**STATED TASK A:** Reproduce verbatim the lines of the listing, beginning with its first line and continuing through the line containing "y-tick-label: 0.5 xyxy=(75,524,107,547)".

**PAGE TEXT:**
_ _ _
Technology advances relentlessly, yet substandard games still go on sale.

Let’s face it: we all make compromises, practically every day of our lives. But should we accept compromises in the videogames we play? Especially since we’re now lucky if we don’t have to pay more than £40 for them?
 
Recently, compromise has been uppermost in the minds of gamers. Gearbox Software CEO Randy Pitchford, in a fit of honesty, contended that “every game ships with compromises”, while the PC version of Batman: Arkham Knight – a game rightly lavished with praise on the consoles – proved so buggy that it was removed from sale. And that came after the £170 Batmobile Edition of the game was pulled before it even went on sale due, developer Rocksteady said, to “Unforeseen circumstances that greatly compromised the quality” of the transformable Batmobile statue.
_ _ _
**STATED TASK B:** Continue the passage on compromises in videogames from the point at which it stops.
_ _ _
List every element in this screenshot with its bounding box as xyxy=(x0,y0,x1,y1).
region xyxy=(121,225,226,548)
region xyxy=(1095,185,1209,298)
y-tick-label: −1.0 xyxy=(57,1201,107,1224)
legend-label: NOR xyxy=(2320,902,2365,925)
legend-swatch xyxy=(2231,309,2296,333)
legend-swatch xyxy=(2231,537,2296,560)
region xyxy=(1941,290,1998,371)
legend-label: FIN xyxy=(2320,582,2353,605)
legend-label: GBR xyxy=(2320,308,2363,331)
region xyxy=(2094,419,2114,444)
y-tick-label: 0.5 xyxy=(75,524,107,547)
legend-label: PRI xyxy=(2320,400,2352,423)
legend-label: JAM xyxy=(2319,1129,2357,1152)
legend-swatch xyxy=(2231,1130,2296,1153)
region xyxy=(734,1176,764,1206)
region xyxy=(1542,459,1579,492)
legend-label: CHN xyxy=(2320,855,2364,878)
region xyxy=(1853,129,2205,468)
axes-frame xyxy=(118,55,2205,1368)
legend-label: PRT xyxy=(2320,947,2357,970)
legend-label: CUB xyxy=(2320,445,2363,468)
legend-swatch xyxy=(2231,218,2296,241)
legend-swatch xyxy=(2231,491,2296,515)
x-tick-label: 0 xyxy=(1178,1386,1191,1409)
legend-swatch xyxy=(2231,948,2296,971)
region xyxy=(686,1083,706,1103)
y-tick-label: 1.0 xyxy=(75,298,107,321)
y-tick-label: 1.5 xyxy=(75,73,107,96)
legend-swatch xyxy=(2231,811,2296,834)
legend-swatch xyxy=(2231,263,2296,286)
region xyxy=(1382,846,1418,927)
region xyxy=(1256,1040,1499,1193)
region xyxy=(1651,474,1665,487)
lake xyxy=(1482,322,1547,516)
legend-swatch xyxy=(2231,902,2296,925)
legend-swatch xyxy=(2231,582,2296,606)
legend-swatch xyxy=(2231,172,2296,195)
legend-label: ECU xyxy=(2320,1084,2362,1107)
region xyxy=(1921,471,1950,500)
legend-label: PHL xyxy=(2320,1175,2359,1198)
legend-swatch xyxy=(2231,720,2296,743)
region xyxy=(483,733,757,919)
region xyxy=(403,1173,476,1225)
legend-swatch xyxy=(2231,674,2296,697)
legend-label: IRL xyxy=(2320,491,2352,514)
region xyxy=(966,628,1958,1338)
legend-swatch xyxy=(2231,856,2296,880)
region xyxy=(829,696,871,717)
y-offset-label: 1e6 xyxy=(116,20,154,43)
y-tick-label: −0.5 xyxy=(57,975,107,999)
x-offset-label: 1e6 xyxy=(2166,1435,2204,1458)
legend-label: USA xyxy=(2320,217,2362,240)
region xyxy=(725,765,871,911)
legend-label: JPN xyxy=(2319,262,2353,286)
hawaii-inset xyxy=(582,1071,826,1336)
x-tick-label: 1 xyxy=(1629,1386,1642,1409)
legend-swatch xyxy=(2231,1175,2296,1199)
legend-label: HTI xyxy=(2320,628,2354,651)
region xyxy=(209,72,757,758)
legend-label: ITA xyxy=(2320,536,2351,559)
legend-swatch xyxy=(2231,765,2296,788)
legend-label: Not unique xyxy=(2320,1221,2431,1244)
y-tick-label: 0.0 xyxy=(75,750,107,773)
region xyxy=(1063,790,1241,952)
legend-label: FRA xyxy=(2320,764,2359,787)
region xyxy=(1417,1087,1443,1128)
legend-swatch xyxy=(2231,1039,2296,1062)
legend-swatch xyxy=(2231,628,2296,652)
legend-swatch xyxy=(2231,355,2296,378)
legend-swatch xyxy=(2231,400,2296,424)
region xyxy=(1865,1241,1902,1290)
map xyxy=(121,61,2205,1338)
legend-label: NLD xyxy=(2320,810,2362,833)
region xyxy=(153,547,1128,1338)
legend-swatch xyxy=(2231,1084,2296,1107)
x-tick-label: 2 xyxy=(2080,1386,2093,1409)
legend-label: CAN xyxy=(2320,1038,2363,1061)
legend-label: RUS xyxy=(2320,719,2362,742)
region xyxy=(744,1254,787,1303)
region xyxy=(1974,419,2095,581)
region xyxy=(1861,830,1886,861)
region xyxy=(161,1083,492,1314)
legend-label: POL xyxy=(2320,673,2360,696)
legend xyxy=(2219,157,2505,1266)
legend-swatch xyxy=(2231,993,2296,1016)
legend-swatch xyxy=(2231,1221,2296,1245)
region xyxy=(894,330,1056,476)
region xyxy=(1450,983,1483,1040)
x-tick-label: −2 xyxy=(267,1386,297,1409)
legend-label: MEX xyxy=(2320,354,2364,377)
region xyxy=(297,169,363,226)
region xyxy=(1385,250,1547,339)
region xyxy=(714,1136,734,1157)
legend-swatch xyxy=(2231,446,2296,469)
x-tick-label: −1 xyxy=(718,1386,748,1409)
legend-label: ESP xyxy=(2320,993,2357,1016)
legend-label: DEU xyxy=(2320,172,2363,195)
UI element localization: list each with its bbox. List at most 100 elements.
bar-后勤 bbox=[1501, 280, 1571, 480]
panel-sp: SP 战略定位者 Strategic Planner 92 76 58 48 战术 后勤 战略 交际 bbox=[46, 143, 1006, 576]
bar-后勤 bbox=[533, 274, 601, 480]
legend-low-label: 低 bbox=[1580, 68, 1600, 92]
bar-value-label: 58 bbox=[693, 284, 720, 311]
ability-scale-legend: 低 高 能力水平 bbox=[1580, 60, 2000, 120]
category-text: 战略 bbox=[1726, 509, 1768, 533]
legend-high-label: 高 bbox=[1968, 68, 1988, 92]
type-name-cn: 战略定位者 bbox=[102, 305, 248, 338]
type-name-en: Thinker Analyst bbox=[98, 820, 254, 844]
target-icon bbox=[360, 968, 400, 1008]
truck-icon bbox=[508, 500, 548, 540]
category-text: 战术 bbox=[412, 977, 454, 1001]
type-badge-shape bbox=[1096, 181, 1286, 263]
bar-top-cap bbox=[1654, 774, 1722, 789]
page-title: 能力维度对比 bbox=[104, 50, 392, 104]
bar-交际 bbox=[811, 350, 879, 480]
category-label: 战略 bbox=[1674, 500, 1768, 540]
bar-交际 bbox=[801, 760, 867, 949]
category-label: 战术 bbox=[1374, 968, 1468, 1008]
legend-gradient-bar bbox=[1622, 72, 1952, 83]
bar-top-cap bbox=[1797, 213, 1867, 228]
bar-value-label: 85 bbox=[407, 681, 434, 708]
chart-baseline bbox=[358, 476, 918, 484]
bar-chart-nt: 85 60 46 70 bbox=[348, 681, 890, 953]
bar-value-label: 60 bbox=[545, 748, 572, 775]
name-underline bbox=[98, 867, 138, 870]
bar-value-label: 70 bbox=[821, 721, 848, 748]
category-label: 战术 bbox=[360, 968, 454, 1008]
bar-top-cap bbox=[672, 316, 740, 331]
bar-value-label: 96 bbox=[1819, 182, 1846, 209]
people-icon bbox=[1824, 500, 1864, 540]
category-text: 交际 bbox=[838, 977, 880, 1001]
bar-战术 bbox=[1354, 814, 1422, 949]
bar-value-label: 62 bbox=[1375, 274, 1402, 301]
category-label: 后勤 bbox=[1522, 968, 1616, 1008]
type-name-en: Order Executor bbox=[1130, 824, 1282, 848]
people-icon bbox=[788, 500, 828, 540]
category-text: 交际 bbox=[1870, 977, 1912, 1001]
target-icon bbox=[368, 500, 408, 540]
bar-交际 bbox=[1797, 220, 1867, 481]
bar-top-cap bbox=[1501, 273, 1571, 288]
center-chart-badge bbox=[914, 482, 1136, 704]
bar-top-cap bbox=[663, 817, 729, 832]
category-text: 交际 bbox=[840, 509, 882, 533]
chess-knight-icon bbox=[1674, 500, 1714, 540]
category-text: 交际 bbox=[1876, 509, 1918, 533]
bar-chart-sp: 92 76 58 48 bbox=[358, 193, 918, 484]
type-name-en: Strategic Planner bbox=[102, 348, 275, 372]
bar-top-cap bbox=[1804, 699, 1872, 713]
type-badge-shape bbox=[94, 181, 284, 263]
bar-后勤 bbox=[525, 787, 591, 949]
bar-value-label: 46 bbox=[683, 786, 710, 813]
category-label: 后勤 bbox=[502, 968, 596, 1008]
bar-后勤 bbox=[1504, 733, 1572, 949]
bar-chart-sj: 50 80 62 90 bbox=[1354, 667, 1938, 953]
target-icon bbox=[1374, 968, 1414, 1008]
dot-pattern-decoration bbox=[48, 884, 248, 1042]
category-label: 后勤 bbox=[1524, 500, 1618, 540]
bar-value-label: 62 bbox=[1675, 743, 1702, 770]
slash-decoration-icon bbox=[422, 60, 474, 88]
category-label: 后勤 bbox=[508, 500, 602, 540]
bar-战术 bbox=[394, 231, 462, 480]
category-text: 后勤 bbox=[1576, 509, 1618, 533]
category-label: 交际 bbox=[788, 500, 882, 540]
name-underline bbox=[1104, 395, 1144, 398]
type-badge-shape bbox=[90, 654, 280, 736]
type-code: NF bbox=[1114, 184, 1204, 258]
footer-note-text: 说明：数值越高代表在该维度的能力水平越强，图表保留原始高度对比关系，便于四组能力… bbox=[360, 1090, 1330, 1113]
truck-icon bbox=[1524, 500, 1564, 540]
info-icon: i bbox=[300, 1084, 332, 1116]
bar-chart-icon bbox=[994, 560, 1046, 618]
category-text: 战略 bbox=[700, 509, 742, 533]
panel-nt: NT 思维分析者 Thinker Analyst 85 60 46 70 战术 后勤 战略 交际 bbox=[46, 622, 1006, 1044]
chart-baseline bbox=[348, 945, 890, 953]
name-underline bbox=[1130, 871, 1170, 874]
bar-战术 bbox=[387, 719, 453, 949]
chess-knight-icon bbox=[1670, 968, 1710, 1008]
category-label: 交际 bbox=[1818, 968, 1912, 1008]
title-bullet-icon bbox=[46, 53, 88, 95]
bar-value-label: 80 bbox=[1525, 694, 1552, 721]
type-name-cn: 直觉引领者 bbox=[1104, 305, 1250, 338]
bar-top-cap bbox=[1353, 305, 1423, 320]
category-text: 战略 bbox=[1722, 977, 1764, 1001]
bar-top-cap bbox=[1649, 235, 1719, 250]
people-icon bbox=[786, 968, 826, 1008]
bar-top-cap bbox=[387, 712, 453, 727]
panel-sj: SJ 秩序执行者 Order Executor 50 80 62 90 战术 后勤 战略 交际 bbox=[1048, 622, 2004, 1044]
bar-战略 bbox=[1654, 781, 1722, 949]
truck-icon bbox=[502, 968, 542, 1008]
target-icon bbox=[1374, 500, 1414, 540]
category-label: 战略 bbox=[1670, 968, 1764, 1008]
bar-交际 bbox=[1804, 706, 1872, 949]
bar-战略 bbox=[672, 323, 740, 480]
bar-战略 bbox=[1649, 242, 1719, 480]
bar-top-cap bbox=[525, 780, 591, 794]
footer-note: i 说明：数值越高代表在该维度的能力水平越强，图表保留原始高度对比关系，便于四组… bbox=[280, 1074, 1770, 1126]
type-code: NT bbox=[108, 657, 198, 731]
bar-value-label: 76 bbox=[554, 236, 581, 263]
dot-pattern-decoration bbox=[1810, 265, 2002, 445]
_ _ _
**ANSWER A:**
List every element in this screenshot with its bounding box as xyxy=(x0,y0,x1,y1).
region xyxy=(121,225,226,548)
region xyxy=(1095,185,1209,298)
y-tick-label: −1.0 xyxy=(57,1201,107,1224)
legend-label: NOR xyxy=(2320,902,2365,925)
legend-swatch xyxy=(2231,309,2296,333)
legend-swatch xyxy=(2231,537,2296,560)
region xyxy=(1941,290,1998,371)
legend-label: FIN xyxy=(2320,582,2353,605)
legend-label: GBR xyxy=(2320,308,2363,331)
region xyxy=(2094,419,2114,444)
y-tick-label: 0.5 xyxy=(75,524,107,547)

**ANSWER B:**
Arkham Knight
That word again — and, even for those with the shortest memories, there are plenty of examples of games that were way more compromised than Batman: Arkham Knight. Assassin’s Creed fans are still getting over the buggy state of the most recent iteration, Assassin’s Creed Unity, which suffered from more or less daily patches when it launched. It took Sony’s DriveClub the best part of six months to get to grips with the server issues which rendered it more or less unplayable online – and it’s a predominantly online game. Even the mighty Halo: The Master Chief Collection launched with its online matching broken – and the one thing you expect Microsoft to get right is the server side.
 
Are games becoming more compromised? If so, why? Is the situation likely to improve, and if it doesn’t, where should we draw the line?

See also: Halo 5 Guardians tips and tricks

Halo: The Master Chief Collection

Why compromise?

Jon Hare, nowadays senior game consultant at Tower Studios but, as one of the founders of Sensible Software of Sensible Soccer and Cannon Fodder fame, a man who has been making videogames since the 1980s, says: “I think games are definitely much more compromised now, and there are quite a few reasons why.”
 
Bad – but not unexpected – news. However, Hare’s explanations of why that troubled state of affairs has come about are not as straightforward as you might expect.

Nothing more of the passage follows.